►

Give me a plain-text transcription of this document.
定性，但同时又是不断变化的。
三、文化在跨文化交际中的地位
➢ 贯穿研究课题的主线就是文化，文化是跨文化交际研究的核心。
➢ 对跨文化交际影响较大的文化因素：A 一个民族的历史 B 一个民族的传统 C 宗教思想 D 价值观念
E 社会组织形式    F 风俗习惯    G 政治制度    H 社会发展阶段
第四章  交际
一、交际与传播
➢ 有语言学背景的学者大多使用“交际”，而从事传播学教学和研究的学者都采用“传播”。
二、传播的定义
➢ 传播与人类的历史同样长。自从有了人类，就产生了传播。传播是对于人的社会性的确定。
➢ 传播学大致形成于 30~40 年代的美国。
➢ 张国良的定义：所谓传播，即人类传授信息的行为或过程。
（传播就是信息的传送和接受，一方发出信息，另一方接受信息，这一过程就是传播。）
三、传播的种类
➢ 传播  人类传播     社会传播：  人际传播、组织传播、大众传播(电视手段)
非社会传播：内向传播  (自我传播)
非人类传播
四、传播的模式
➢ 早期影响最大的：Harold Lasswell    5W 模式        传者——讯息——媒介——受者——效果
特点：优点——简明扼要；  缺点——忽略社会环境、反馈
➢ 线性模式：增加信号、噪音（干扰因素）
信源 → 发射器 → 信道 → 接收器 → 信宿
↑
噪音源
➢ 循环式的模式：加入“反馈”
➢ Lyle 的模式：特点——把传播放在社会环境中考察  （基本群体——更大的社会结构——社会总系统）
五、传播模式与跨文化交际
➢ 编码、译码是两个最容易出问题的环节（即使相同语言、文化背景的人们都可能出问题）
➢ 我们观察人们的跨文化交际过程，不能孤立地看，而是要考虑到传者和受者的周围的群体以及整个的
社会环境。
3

◄
►

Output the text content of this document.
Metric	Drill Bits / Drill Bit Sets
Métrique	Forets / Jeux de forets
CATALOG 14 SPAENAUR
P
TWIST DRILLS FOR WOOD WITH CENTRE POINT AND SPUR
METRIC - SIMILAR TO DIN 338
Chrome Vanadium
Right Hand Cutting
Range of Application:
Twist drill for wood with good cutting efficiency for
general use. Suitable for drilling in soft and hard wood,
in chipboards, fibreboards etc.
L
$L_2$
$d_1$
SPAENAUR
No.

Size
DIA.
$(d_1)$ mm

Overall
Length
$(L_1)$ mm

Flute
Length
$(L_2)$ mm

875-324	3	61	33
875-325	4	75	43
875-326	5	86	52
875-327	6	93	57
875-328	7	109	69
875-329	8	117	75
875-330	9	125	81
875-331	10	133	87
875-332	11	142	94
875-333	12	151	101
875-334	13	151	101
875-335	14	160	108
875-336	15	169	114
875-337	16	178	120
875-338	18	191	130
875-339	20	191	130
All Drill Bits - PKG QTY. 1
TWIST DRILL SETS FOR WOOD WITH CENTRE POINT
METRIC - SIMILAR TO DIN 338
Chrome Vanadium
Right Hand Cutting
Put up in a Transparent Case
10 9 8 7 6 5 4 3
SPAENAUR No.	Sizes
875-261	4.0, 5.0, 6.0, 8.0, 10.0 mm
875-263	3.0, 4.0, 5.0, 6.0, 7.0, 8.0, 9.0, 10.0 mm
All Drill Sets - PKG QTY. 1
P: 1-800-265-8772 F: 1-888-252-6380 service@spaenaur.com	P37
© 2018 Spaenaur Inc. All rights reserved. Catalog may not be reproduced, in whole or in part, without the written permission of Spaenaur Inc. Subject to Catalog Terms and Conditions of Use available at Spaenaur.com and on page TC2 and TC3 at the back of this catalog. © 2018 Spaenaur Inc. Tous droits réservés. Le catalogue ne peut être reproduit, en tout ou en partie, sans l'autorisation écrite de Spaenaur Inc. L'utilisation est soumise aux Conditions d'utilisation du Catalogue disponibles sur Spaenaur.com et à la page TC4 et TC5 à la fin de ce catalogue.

◄

Your task is to gather every line with the word "POINT" and copy it.

TWIST DRILLS FOR WOOD WITH CENTRE POINT AND SPUR
TWIST DRILL SETS FOR WOOD WITH CENTRE POINT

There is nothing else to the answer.